# EXCERPT start
Thursday, March 31, 2011

On the Wundervoll World of Bailouts



I was listening to NPR earlier this week, and the station was airing the third and final part of a "Planet Money" segment that chronicled the ever-evolving role of Fannie Mae and Freddie Mac in the U.S. real estate industry.

All three segments are worth a serious listen – the origin of Fannie and Freddie's quasi-public status, which the first segment deals with, is particularly fascinating* — but what I found interesting about the stories, though, was the utter seriousness in which NPR and its sources treated the quantitative nature of the Fannie/Freddie bailout.

Now, don't get me wrong, a billion dollars (that's a thousand million) is a gargantuan sum of money, and the taxpayer cost of the Fannie/Freddie bailout currently stands at a whopping $130 billion (and don't worry, kiddies, the sum will only rise higher); however, in the wundervoll world of bailouts, $130 billion is not so much minuscule as it is chump change.

Courtesy of a recent audit of the Federal Reserve's balance sheets (we can thank Bernie Sanders, one of the seven honest men working on Congress, for that), we now know what had been suspected for quite some time: that the U.S. Treasury and Federal Reserve dropped TRILLIONS of taxpayer funds from helicopters in a desperate attempt to shore up the world financial markets after Lehman Brothers filed for bankruptcy.
# EXCERPT end
_WHAT YOU NEED TO DO_
Continue the blog post about the Fannie Mae and Freddie Mac bailout, starting after its last sentence.
# RECORDED INFORMATION start
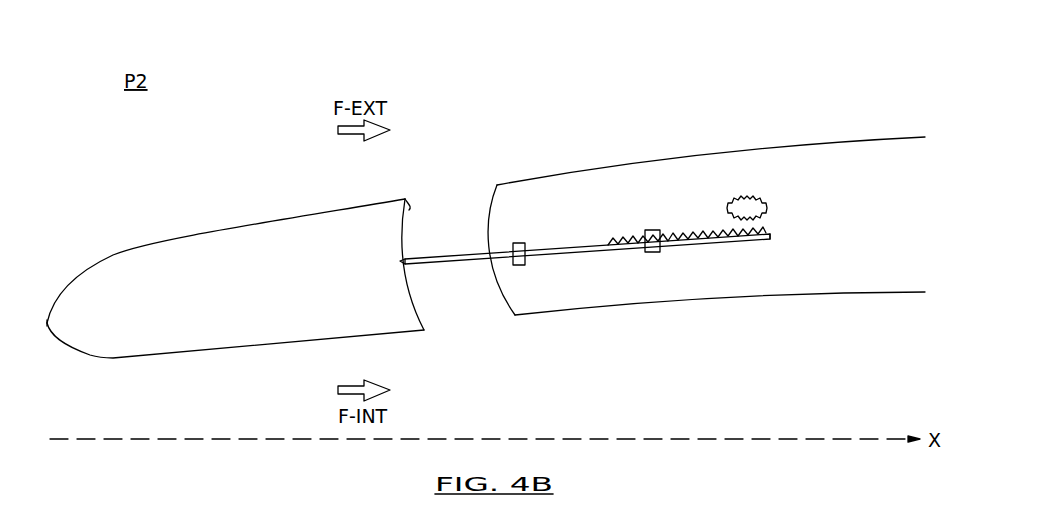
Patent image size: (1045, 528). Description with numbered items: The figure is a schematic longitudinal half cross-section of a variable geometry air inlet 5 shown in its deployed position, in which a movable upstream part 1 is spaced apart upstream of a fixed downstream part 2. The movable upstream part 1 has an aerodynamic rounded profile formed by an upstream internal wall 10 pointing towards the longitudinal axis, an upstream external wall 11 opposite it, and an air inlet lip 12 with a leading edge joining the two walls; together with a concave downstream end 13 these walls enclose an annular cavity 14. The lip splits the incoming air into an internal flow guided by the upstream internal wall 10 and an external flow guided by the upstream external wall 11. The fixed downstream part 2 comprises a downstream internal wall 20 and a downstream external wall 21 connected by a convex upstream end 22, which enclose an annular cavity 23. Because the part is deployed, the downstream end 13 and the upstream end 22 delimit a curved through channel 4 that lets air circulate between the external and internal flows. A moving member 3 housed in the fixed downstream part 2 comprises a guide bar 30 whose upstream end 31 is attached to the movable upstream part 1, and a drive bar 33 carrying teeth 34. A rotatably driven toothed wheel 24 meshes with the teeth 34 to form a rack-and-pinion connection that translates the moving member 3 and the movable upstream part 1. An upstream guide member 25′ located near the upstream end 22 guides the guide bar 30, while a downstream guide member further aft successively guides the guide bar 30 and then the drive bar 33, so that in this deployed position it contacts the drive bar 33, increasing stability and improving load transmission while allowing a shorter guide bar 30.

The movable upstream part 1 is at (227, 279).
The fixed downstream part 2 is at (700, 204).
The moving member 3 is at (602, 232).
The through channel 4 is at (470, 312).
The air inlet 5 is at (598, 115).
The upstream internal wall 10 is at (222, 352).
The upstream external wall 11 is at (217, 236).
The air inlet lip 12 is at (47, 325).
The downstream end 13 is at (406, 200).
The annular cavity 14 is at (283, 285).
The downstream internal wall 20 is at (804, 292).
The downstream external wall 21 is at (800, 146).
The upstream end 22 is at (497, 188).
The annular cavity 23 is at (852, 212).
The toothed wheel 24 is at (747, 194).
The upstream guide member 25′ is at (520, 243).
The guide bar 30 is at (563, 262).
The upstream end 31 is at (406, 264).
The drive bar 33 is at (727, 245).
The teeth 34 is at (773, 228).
# RECORDED INFORMATION end
# RECORDED INFORMATION start
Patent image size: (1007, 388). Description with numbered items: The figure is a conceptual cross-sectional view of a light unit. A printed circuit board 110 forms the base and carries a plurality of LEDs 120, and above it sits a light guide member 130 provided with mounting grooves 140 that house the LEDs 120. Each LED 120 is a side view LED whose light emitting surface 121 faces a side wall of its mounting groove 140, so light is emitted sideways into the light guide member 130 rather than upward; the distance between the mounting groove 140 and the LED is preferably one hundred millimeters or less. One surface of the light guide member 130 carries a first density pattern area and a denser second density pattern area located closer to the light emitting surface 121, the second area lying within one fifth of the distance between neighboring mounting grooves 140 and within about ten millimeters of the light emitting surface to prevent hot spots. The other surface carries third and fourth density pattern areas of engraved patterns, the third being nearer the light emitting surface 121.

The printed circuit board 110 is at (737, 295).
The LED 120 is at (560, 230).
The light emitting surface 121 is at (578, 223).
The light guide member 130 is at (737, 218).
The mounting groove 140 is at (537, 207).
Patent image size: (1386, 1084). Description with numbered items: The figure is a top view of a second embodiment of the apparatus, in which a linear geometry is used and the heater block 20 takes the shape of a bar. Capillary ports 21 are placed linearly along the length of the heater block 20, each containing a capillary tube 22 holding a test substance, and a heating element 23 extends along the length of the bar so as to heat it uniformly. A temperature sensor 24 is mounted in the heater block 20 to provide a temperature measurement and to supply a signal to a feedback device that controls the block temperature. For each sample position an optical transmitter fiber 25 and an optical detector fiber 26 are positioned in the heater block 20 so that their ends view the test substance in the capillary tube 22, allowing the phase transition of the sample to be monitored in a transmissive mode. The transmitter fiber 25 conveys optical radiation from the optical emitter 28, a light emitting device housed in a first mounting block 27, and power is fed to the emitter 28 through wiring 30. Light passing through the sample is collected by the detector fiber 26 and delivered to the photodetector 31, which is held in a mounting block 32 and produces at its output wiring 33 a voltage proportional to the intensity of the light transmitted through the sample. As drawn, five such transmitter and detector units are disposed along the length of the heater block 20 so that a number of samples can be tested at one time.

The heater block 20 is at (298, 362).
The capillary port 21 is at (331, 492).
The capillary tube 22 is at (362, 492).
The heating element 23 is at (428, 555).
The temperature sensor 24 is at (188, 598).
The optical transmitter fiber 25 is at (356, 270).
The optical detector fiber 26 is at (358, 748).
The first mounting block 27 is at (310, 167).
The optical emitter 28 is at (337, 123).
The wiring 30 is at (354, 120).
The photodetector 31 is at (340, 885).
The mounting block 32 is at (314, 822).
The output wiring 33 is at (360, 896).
# RECORDED INFORMATION end
_RESPONSE FOR THIS EXERCISE_
For instance, according to the data that Sanders uncovered, Goldman Sachs received just under $600 billion in bailout funds; Morgan Stanley? nearly $2 trillion; Bear Stearns? the first mega-bank to collapse? nearly $1 trillion; Citigroup? the ultimate zombie bank that is still on the verge of collapse? $1.8 trillion; and Merrill Lynch? which failed and was absorbed by Bank of America? $1.5 trillion. In case you weren't counting, that's just shy of $6 trillion. And while we're on the topic of bailouts, we should be equal-opportunity corporatists — GE, McDonald's, Caterpillar, Harley Davidson, Toyota, and Verizon also received bailout funds.

A billion's not cool. You know what's cool? A trillion.

The true costs of the bailouts are anybody's guess, but there are brave individuals who have made substantiated estimates at where the totals lie. Neil Barofsky — who was, until his resignation, the Inspector General of TARP — estimated that the bailouts could total as much as $23.7 trillion, while Nomi Prin, one of the most savvy financial journalists working today, has exhaustively chronicled all known guarantees by the government. She places the bailout sum at a more manageable $14.6 trillion.

What Fannie Mae and Freddie Mac did was reprehensible. They took advantage of their public/private stature, a privilege unmatched in the financial sector, and made substantial risks on the taxpayer's expense. But it's beyond naive to act as if the $130 billion needed to support Fannie and Freddie represents some kind of grotesquery, especially in light of the stratospheric sums our government has already provided to a myriad of companies.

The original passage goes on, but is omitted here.